──────── PROVIDED ENTRIES ────────

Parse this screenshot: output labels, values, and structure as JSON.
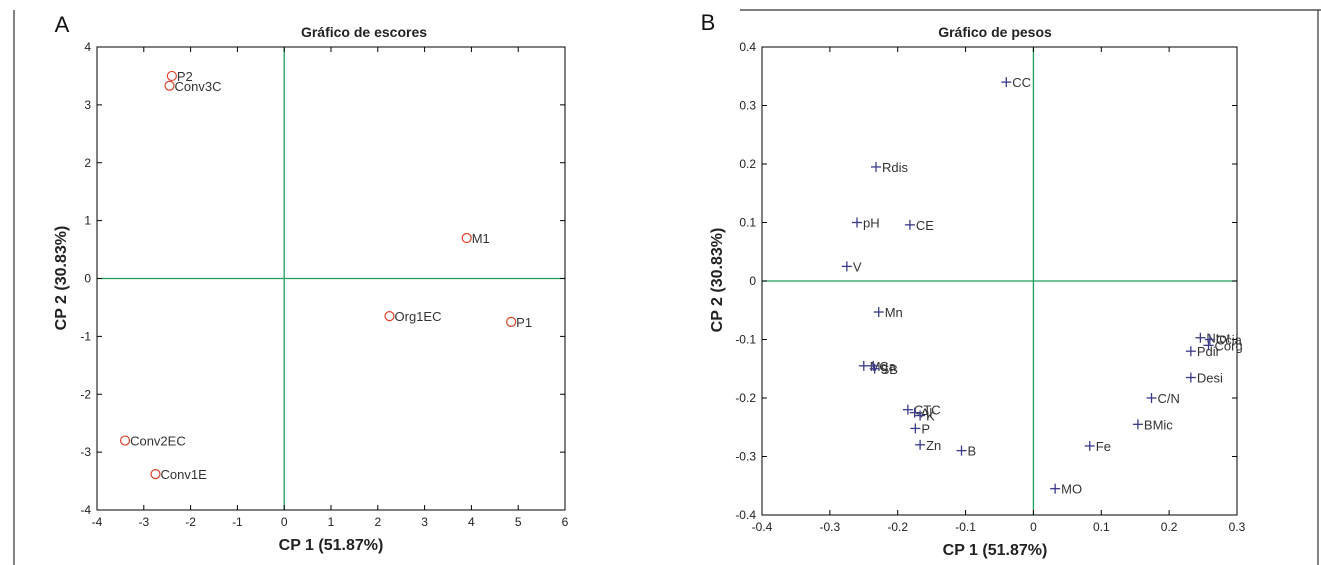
{
  "chart_data": [
    {
      "type": "scatter",
      "panel_label": "A",
      "title": "Gráfico de escores",
      "xlabel": "CP 1 (51.87%)",
      "ylabel": "CP 2 (30.83%)",
      "xlim": [
        -4,
        6
      ],
      "ylim": [
        -4,
        4
      ],
      "xticks": [
        -4,
        -3,
        -2,
        -1,
        0,
        1,
        2,
        3,
        4,
        5,
        6
      ],
      "yticks": [
        -4,
        -3,
        -2,
        -1,
        0,
        1,
        2,
        3,
        4
      ],
      "marker": "circle",
      "marker_color": "#e0402a",
      "axis_line_color": "#1aa05a",
      "points": [
        {
          "label": "P2",
          "x": -2.4,
          "y": 3.5
        },
        {
          "label": "Conv3C",
          "x": -2.45,
          "y": 3.33
        },
        {
          "label": "M1",
          "x": 3.9,
          "y": 0.7
        },
        {
          "label": "Org1EC",
          "x": 2.25,
          "y": -0.65
        },
        {
          "label": "P1",
          "x": 4.85,
          "y": -0.75
        },
        {
          "label": "Conv2EC",
          "x": -3.4,
          "y": -2.8
        },
        {
          "label": "Conv1E",
          "x": -2.75,
          "y": -3.38
        }
      ]
    },
    {
      "type": "scatter",
      "panel_label": "B",
      "title": "Gráfico de pesos",
      "xlabel": "CP 1 (51.87%)",
      "ylabel": "CP 2 (30.83%)",
      "xlim": [
        -0.4,
        0.3
      ],
      "ylim": [
        -0.4,
        0.4
      ],
      "xticks": [
        -0.4,
        -0.3,
        -0.2,
        -0.1,
        0,
        0.1,
        0.2,
        0.3
      ],
      "yticks": [
        -0.4,
        -0.3,
        -0.2,
        -0.1,
        0,
        0.1,
        0.2,
        0.3,
        0.4
      ],
      "marker": "plus",
      "marker_color": "#3a3a8c",
      "axis_line_color": "#1aa05a",
      "points": [
        {
          "label": "CC",
          "x": -0.04,
          "y": 0.34
        },
        {
          "label": "Rdis",
          "x": -0.232,
          "y": 0.195
        },
        {
          "label": "pH",
          "x": -0.26,
          "y": 0.1
        },
        {
          "label": "CE",
          "x": -0.182,
          "y": 0.096
        },
        {
          "label": "V",
          "x": -0.275,
          "y": 0.025
        },
        {
          "label": "Mn",
          "x": -0.228,
          "y": -0.053
        },
        {
          "label": "Mg",
          "x": -0.25,
          "y": -0.145
        },
        {
          "label": "Ca",
          "x": -0.236,
          "y": -0.145
        },
        {
          "label": "SB",
          "x": -0.234,
          "y": -0.15
        },
        {
          "label": "CTC",
          "x": -0.185,
          "y": -0.22
        },
        {
          "label": "Al",
          "x": -0.175,
          "y": -0.225
        },
        {
          "label": "K",
          "x": -0.167,
          "y": -0.23
        },
        {
          "label": "P",
          "x": -0.174,
          "y": -0.252
        },
        {
          "label": "Zn",
          "x": -0.167,
          "y": -0.28
        },
        {
          "label": "B",
          "x": -0.106,
          "y": -0.29
        },
        {
          "label": "MO",
          "x": 0.032,
          "y": -0.355
        },
        {
          "label": "Fe",
          "x": 0.083,
          "y": -0.282
        },
        {
          "label": "BMic",
          "x": 0.154,
          "y": -0.245
        },
        {
          "label": "C/N",
          "x": 0.174,
          "y": -0.2
        },
        {
          "label": "Desi",
          "x": 0.232,
          "y": -0.165
        },
        {
          "label": "Pdir",
          "x": 0.232,
          "y": -0.12
        },
        {
          "label": "Ntot",
          "x": 0.246,
          "y": -0.097
        },
        {
          "label": "Ccia",
          "x": 0.26,
          "y": -0.1
        },
        {
          "label": "Corg",
          "x": 0.258,
          "y": -0.11
        }
      ]
    }
  ]
}
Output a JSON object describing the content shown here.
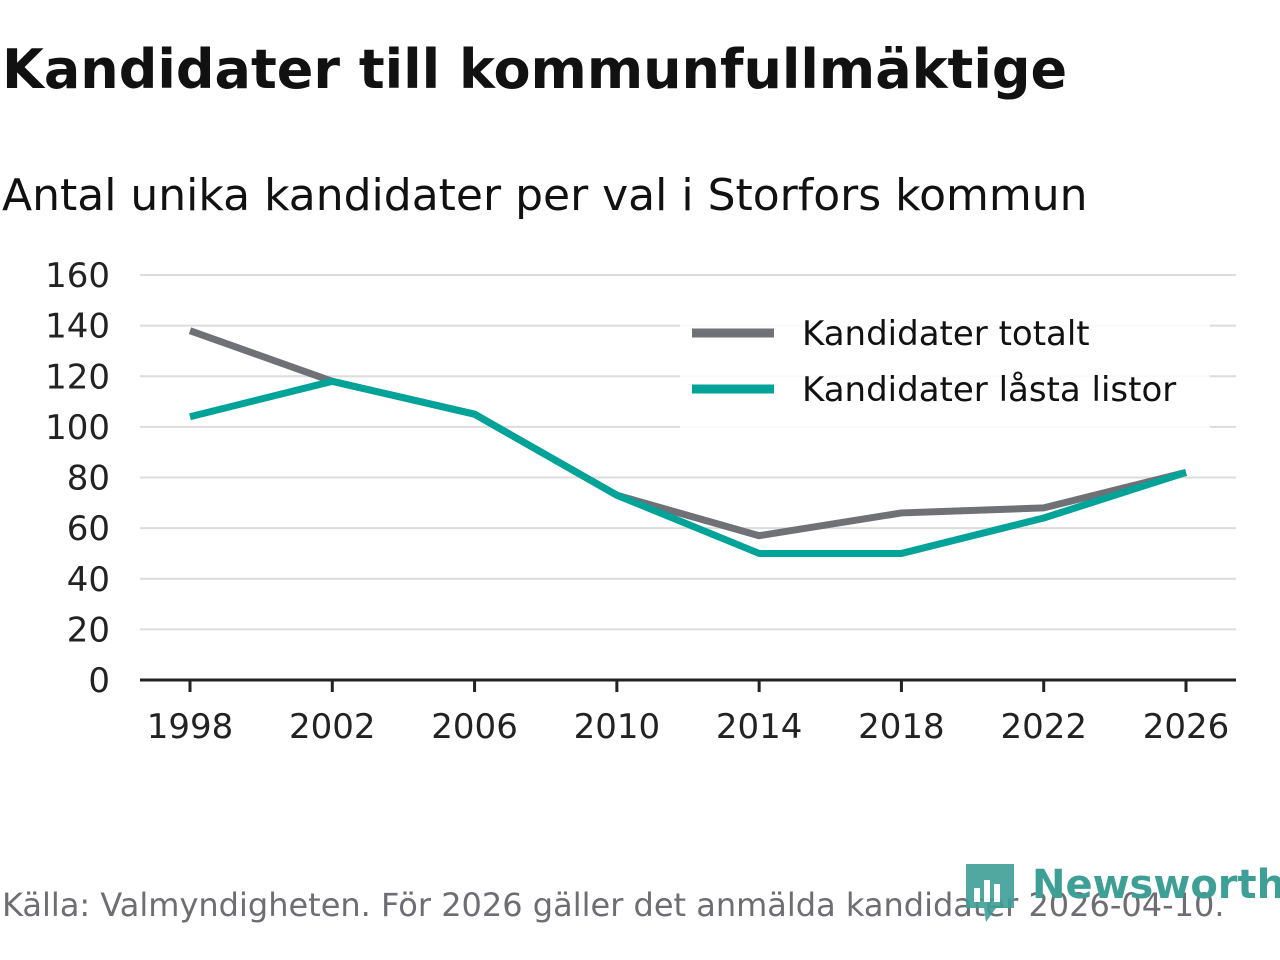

────────

### PROBLEM REQUIREMENTS
Some lines of the data above may hold the word "Gráfico"; report how many do, and nothing else.

### COMPLETED EXERCISE
2